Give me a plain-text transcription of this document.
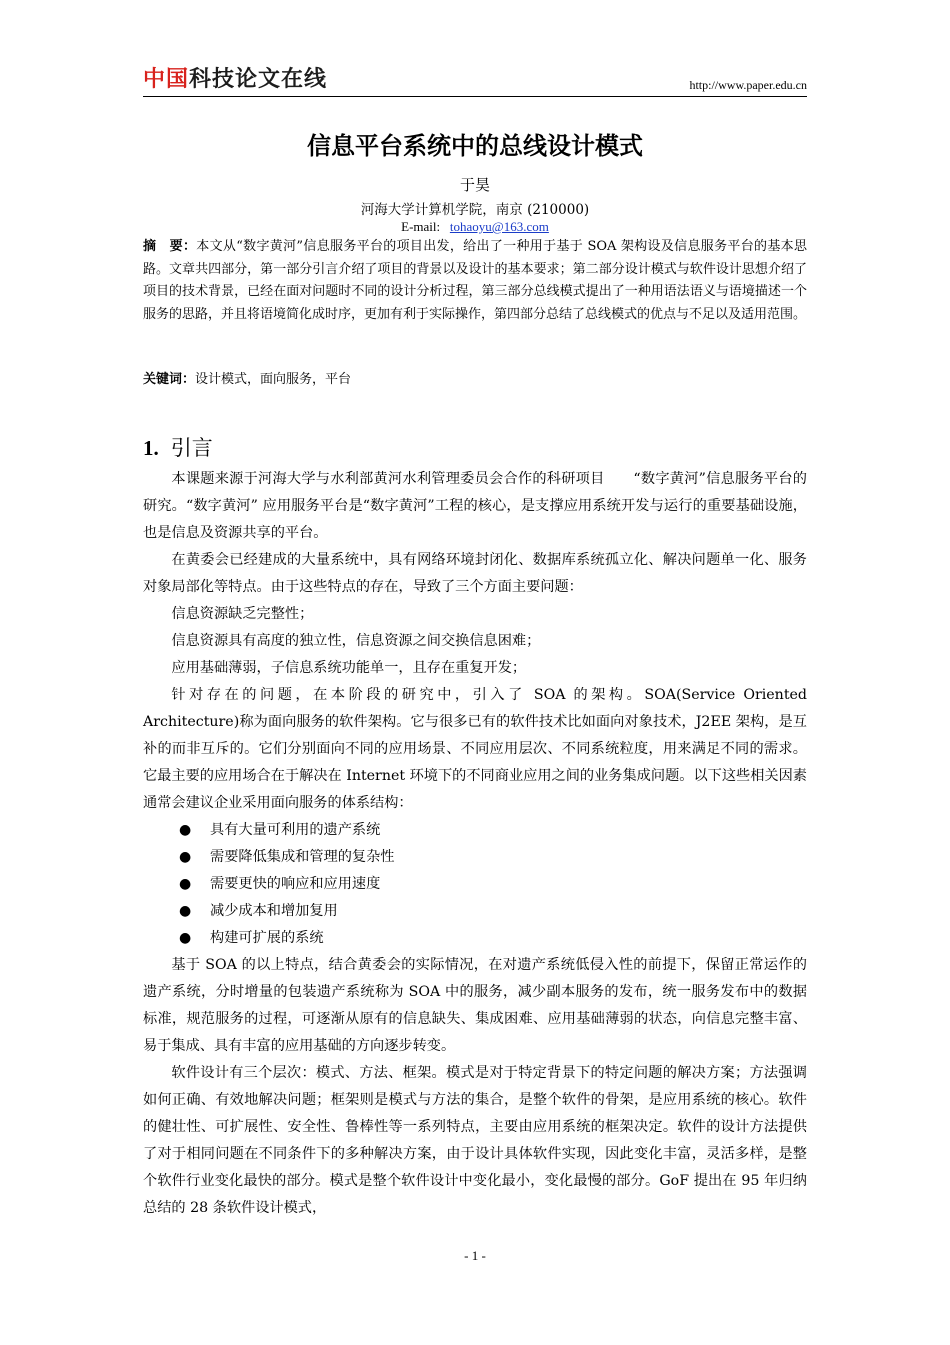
中国科技论文在线	http://www.paper.edu.cn
信息平台系统中的总线设计模式
于昊
河海大学计算机学院，南京 (210000)
E-mail: tohaoyu@163.com
摘　要：本文从“数字黄河”信息服务平台的项目出发，给出了一种用于基于 SOA 架构设及信息服务平台的基本思路。文章共四部分，第一部分引言介绍了项目的背景以及设计的基本要求；第二部分设计模式与软件设计思想介绍了项目的技术背景，已经在面对问题时不同的设计分析过程，第三部分总线模式提出了一种用语法语义与语境描述一个服务的思路，并且将语境简化成时序，更加有利于实际操作，第四部分总结了总线模式的优点与不足以及适用范围。
关键词：设计模式，面向服务，平台
1. 引言

本课题来源于河海大学与水利部黄河水利管理委员会合作的科研项目　　“数字黄河”信息服务平台的研究。“数字黄河” 应用服务平台是“数字黄河”工程的核心，是支撑应用系统开发与运行的重要基础设施，也是信息及资源共享的平台。

在黄委会已经建成的大量系统中，具有网络环境封闭化、数据库系统孤立化、解决问题单一化、服务对象局部化等特点。由于这些特点的存在，导致了三个方面主要问题：

信息资源缺乏完整性；

信息资源具有高度的独立性，信息资源之间交换信息困难；

应用基础薄弱，子信息系统功能单一，且存在重复开发；

针对存在的问题，在本阶段的研究中，引入了 SOA 的架构。SOA(Service Oriented Architecture)称为面向服务的软件架构。它与很多已有的软件技术比如面向对象技术，J2EE 架构，是互补的而非互斥的。它们分别面向不同的应用场景、不同应用层次、不同系统粒度，用来满足不同的需求。它最主要的应用场合在于解决在 Internet 环境下的不同商业应用之间的业务集成问题。以下这些相关因素通常会建议企业采用面向服务的体系结构：

● 具有大量可利用的遗产系统
● 需要降低集成和管理的复杂性
● 需要更快的响应和应用速度
● 减少成本和增加复用
● 构建可扩展的系统

基于 SOA 的以上特点，结合黄委会的实际情况，在对遗产系统低侵入性的前提下，保留正常运作的遗产系统，分时增量的包装遗产系统称为 SOA 中的服务，减少副本服务的发布，统一服务发布中的数据标准，规范服务的过程，可逐渐从原有的信息缺失、集成困难、应用基础薄弱的状态，向信息完整丰富、易于集成、具有丰富的应用基础的方向逐步转变。

软件设计有三个层次：模式、方法、框架。模式是对于特定背景下的特定问题的解决方案；方法强调如何正确、有效地解决问题；框架则是模式与方法的集合，是整个软件的骨架，是应用系统的核心。软件的健壮性、可扩展性、安全性、鲁棒性等一系列特点，主要由应用系统的框架决定。软件的设计方法提供了对于相同问题在不同条件下的多种解决方案，由于设计具体软件实现，因此变化丰富，灵活多样，是整个软件行业变化最快的部分。模式是整个软件设计中变化最小，变化最慢的部分。GoF 提出在 95 年归纳总结的 28 条软件设计模式，

- 1 -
┄┄┄┄┄┄
Would you mind returning each entry above word for word, skipping the images?

Give me a plain-text transcription of this document.
中国科技论文在线	http://www.paper.edu.cn
信息平台系统中的总线设计模式
于昊
河海大学计算机学院，南京 (210000)
E-mail: tohaoyu@163.com
摘　要：本文从“数字黄河”信息服务平台的项目出发，给出了一种用于基于 SOA 架构设及信息服务平台的基本思路。文章共四部分，第一部分引言介绍了项目的背景以及设计的基本要求；第二部分设计模式与软件设计思想介绍了项目的技术背景，已经在面对问题时不同的设计分析过程，第三部分总线模式提出了一种用语法语义与语境描述一个服务的思路，并且将语境简化成时序，更加有利于实际操作，第四部分总结了总线模式的优点与不足以及适用范围。
关键词：设计模式，面向服务，平台
1. 引言

本课题来源于河海大学与水利部黄河水利管理委员会合作的科研项目　　“数字黄河”信息服务平台的研究。“数字黄河” 应用服务平台是“数字黄河”工程的核心，是支撑应用系统开发与运行的重要基础设施，也是信息及资源共享的平台。

在黄委会已经建成的大量系统中，具有网络环境封闭化、数据库系统孤立化、解决问题单一化、服务对象局部化等特点。由于这些特点的存在，导致了三个方面主要问题：

信息资源缺乏完整性；

信息资源具有高度的独立性，信息资源之间交换信息困难；

应用基础薄弱，子信息系统功能单一，且存在重复开发；

针对存在的问题，在本阶段的研究中，引入了 SOA 的架构。SOA(Service Oriented Architecture)称为面向服务的软件架构。它与很多已有的软件技术比如面向对象技术，J2EE 架构，是互补的而非互斥的。它们分别面向不同的应用场景、不同应用层次、不同系统粒度，用来满足不同的需求。它最主要的应用场合在于解决在 Internet 环境下的不同商业应用之间的业务集成问题。以下这些相关因素通常会建议企业采用面向服务的体系结构：

● 具有大量可利用的遗产系统
● 需要降低集成和管理的复杂性
● 需要更快的响应和应用速度
● 减少成本和增加复用
● 构建可扩展的系统

基于 SOA 的以上特点，结合黄委会的实际情况，在对遗产系统低侵入性的前提下，保留正常运作的遗产系统，分时增量的包装遗产系统称为 SOA 中的服务，减少副本服务的发布，统一服务发布中的数据标准，规范服务的过程，可逐渐从原有的信息缺失、集成困难、应用基础薄弱的状态，向信息完整丰富、易于集成、具有丰富的应用基础的方向逐步转变。

软件设计有三个层次：模式、方法、框架。模式是对于特定背景下的特定问题的解决方案；方法强调如何正确、有效地解决问题；框架则是模式与方法的集合，是整个软件的骨架，是应用系统的核心。软件的健壮性、可扩展性、安全性、鲁棒性等一系列特点，主要由应用系统的框架决定。软件的设计方法提供了对于相同问题在不同条件下的多种解决方案，由于设计具体软件实现，因此变化丰富，灵活多样，是整个软件行业变化最快的部分。模式是整个软件设计中变化最小，变化最慢的部分。GoF 提出在 95 年归纳总结的 28 条软件设计模式，

- 1 -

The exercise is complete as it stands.